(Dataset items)

·····

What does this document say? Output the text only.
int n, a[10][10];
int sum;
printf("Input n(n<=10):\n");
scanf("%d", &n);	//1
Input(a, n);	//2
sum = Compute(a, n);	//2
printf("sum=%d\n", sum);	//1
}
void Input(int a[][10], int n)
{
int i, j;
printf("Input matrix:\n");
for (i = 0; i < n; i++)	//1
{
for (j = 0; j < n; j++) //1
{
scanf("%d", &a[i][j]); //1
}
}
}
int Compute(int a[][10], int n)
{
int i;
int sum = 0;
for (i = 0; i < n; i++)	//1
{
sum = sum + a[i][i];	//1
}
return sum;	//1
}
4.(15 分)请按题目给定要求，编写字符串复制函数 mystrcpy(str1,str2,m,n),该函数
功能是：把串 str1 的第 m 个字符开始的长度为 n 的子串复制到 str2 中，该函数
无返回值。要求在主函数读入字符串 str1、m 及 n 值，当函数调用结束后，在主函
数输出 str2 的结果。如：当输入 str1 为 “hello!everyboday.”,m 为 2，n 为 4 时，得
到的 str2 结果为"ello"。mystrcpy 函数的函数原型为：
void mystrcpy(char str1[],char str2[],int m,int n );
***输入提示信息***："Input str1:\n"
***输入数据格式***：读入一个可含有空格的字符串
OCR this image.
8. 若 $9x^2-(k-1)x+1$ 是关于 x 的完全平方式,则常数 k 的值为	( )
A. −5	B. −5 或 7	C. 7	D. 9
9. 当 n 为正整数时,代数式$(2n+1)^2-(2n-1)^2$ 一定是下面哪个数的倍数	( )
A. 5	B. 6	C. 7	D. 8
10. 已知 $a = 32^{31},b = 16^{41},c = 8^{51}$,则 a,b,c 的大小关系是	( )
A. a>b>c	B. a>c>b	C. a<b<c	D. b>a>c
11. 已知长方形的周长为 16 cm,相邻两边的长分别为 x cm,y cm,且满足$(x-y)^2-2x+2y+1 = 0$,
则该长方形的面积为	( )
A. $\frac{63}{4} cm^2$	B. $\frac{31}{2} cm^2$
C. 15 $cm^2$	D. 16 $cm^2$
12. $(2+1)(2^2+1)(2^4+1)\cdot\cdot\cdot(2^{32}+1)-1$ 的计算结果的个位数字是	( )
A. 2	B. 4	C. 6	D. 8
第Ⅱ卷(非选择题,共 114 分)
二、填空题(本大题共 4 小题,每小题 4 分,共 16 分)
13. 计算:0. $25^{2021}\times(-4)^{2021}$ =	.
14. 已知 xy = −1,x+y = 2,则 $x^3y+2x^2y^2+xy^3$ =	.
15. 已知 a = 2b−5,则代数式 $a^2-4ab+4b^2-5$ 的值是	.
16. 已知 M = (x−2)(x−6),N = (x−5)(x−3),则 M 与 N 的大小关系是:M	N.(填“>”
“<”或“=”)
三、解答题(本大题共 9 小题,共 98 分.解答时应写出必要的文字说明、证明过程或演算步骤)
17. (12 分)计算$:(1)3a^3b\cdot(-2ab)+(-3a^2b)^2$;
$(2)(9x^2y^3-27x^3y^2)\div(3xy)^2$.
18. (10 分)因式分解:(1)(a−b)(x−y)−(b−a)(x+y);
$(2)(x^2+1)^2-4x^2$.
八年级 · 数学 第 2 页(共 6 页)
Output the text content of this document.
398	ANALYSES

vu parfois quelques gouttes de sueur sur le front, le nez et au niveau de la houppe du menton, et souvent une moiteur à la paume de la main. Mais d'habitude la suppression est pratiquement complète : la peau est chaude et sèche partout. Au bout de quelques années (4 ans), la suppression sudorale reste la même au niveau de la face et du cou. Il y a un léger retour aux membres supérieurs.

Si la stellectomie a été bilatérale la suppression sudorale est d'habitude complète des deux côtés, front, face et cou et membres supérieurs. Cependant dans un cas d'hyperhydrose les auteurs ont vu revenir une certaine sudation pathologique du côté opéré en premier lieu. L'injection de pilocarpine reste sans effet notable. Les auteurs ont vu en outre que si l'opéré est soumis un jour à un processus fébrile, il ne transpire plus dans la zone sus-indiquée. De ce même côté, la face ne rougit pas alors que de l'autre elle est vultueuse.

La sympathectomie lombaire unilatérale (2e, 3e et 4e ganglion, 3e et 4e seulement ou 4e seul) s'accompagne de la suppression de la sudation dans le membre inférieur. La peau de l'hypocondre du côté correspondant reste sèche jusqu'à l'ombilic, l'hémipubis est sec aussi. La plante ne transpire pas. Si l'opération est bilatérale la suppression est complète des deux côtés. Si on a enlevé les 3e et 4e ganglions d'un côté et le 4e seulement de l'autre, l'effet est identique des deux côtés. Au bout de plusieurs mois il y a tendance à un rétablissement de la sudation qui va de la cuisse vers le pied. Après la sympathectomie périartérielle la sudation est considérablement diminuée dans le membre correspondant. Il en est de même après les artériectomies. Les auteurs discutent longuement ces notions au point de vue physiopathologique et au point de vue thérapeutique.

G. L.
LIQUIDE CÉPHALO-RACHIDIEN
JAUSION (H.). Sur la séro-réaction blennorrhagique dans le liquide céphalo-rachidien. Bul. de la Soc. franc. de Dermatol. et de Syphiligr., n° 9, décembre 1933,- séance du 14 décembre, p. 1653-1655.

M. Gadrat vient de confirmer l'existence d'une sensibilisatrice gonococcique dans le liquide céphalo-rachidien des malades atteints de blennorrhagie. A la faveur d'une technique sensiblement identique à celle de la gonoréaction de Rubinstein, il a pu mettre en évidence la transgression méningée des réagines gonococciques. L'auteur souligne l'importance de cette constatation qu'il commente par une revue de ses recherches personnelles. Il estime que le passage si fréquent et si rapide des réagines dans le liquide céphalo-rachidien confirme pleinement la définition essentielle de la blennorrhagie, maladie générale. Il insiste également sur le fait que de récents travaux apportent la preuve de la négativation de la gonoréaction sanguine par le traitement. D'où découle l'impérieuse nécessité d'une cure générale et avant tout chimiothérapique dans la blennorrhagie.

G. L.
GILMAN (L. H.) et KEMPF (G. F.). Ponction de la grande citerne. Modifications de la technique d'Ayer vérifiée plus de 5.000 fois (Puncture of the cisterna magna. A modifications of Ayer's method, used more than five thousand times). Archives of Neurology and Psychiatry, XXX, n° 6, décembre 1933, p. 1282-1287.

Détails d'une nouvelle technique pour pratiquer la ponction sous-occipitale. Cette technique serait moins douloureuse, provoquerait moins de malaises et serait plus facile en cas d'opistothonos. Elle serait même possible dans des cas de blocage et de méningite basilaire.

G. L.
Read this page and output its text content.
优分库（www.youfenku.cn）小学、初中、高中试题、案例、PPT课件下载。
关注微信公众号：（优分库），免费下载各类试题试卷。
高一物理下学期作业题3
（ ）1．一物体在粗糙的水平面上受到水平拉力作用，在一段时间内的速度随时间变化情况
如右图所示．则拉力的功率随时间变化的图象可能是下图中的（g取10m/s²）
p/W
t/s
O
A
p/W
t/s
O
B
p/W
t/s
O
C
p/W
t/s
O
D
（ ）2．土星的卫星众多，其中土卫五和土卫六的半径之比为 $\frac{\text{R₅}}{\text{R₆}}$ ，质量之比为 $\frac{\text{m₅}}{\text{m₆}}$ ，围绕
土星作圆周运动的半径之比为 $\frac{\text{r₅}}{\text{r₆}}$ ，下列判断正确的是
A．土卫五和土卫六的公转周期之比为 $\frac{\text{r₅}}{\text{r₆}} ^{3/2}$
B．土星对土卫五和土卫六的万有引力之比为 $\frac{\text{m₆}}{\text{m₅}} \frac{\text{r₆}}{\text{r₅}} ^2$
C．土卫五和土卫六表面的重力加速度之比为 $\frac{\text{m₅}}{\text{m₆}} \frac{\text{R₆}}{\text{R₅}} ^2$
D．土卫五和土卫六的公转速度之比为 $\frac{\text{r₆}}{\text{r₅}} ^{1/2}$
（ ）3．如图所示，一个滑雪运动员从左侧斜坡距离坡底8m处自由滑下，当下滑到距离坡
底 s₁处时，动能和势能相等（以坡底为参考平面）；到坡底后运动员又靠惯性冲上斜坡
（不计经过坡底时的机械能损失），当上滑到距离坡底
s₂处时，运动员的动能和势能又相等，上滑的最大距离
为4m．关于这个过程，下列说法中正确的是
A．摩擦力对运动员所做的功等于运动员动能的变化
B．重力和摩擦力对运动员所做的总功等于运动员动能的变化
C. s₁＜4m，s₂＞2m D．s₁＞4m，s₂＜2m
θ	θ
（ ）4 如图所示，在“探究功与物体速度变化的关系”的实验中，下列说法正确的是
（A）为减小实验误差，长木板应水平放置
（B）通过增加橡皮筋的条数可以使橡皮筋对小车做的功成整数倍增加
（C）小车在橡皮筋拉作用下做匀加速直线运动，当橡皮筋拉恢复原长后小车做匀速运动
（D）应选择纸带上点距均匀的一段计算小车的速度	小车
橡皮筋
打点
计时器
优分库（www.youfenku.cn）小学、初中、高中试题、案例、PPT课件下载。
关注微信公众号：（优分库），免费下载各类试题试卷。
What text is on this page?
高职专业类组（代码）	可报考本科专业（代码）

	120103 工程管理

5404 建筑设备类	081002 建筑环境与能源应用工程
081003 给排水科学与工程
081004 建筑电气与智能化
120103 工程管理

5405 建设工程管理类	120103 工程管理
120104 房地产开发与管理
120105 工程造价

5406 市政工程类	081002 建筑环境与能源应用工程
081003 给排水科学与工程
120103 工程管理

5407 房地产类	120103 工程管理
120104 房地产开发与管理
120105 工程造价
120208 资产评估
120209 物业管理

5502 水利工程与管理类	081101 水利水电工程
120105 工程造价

·····

Find out how many lines in the listing contain the string "本大题共". Give the number alone.

2